# [SOURCE DATA]
= = = =
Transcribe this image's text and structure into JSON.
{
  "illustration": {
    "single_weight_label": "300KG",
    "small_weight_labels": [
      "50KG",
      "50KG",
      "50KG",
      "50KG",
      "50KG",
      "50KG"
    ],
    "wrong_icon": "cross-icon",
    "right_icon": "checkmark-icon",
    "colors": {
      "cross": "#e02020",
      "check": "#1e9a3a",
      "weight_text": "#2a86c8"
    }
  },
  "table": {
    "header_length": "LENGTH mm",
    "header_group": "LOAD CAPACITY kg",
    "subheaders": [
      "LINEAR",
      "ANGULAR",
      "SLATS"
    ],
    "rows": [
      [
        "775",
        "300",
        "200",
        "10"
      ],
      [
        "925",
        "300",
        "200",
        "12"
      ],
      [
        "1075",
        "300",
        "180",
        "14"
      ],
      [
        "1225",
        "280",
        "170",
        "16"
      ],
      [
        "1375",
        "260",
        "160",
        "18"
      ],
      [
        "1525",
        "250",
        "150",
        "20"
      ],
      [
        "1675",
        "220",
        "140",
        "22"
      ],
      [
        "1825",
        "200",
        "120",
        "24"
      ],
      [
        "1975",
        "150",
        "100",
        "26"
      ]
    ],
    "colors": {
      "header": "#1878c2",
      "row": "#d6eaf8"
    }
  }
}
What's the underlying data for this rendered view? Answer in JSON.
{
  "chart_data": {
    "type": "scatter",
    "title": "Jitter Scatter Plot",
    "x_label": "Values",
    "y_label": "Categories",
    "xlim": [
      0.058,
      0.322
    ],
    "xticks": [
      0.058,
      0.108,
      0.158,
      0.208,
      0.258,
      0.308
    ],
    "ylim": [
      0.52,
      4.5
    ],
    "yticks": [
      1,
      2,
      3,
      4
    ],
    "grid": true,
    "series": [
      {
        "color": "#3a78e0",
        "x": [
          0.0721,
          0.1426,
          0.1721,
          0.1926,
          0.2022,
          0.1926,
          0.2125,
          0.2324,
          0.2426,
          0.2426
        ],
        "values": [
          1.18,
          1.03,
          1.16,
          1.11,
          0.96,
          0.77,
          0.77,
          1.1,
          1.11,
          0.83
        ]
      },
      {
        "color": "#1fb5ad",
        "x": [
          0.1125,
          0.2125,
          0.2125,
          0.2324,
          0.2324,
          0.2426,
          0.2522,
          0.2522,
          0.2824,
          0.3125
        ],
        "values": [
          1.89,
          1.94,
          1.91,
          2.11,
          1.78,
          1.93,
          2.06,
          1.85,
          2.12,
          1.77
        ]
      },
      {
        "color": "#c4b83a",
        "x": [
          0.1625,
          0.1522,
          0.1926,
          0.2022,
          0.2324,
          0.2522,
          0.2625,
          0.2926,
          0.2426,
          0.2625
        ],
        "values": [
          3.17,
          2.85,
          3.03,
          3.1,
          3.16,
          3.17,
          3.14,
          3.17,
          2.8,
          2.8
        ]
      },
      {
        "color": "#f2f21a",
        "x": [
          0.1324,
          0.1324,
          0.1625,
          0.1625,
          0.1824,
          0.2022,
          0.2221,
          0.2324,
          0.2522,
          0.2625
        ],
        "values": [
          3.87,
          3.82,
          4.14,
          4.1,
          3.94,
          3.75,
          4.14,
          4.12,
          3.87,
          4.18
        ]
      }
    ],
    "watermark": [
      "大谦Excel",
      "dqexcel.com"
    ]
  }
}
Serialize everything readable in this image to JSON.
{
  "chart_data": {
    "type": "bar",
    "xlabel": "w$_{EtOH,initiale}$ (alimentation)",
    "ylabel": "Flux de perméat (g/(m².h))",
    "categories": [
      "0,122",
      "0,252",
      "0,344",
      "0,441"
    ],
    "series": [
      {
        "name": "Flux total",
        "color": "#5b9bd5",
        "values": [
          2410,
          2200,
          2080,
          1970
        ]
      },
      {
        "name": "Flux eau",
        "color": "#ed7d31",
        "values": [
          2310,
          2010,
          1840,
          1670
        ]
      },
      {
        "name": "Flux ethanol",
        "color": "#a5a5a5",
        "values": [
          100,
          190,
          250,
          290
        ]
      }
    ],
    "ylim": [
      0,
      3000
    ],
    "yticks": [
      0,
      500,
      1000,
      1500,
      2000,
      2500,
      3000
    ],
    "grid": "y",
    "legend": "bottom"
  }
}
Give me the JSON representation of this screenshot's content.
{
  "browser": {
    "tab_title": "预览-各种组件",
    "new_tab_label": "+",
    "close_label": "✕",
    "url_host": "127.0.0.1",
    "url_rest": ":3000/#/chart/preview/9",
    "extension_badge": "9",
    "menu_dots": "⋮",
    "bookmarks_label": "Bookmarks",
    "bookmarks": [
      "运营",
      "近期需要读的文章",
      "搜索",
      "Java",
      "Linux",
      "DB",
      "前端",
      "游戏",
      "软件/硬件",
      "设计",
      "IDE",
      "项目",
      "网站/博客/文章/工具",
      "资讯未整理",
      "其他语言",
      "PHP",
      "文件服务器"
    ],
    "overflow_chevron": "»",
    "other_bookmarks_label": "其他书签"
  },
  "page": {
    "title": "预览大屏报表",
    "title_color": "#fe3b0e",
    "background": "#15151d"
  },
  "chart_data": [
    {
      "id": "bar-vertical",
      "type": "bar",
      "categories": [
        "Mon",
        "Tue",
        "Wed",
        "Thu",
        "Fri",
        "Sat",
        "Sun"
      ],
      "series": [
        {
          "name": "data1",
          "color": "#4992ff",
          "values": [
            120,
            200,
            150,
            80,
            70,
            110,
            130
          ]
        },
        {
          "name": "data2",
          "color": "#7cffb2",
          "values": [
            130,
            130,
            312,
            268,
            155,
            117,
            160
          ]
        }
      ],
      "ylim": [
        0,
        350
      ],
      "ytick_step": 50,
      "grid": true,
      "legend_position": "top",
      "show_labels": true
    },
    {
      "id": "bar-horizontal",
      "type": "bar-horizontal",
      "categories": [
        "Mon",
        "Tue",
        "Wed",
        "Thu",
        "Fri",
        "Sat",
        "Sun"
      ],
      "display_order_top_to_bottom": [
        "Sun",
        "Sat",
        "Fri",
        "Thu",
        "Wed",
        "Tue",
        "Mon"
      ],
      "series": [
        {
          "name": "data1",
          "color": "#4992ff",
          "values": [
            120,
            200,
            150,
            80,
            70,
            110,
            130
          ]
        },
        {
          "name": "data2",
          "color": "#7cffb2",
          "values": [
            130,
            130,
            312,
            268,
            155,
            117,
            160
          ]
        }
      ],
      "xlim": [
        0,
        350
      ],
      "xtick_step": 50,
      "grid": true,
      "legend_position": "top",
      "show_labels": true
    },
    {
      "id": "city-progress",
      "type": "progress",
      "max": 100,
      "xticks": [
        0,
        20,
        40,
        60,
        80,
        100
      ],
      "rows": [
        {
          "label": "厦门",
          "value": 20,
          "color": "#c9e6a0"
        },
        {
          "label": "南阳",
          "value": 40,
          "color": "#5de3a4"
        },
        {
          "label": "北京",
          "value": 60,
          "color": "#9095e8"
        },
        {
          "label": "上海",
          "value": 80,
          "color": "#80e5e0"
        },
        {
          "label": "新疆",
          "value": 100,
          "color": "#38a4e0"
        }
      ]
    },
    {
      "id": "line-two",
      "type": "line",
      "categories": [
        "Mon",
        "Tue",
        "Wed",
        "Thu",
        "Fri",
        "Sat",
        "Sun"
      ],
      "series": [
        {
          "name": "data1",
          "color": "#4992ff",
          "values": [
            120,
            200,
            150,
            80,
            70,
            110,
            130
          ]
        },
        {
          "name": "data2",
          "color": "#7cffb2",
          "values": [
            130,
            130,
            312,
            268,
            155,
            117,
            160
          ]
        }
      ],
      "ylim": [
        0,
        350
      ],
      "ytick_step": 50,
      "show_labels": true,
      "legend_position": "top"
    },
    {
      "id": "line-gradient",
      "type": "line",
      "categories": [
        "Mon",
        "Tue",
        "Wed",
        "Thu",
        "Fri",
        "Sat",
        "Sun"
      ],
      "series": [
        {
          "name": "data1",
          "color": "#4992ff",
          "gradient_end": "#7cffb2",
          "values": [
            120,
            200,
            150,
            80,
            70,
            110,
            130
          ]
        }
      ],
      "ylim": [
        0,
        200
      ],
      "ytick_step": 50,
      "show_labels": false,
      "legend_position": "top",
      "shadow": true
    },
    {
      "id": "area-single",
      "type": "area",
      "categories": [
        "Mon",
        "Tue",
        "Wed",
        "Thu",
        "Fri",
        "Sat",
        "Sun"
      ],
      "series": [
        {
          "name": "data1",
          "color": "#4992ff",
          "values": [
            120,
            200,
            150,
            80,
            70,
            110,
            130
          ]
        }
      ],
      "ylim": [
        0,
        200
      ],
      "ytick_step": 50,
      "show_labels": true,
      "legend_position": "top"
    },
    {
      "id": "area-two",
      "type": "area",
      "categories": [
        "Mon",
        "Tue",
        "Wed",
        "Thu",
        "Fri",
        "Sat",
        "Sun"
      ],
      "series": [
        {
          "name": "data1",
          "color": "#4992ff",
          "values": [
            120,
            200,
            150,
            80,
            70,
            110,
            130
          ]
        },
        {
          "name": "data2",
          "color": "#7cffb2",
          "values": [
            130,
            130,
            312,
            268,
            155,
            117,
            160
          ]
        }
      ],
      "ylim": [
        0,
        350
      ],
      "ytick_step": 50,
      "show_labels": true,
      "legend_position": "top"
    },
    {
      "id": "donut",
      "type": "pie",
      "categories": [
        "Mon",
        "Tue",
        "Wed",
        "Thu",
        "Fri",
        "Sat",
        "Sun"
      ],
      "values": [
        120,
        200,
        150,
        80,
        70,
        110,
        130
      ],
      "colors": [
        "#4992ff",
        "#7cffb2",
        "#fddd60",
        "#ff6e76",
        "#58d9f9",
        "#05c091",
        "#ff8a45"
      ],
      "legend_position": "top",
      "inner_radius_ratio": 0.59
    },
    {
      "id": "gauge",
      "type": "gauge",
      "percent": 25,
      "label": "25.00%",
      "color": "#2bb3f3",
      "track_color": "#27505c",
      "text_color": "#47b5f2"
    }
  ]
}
= = = =
# [WRITTEN TASK]
Tally the lines above that contain the word "JSON", and reply with only the number.

# [FINISHED ANSWER]
4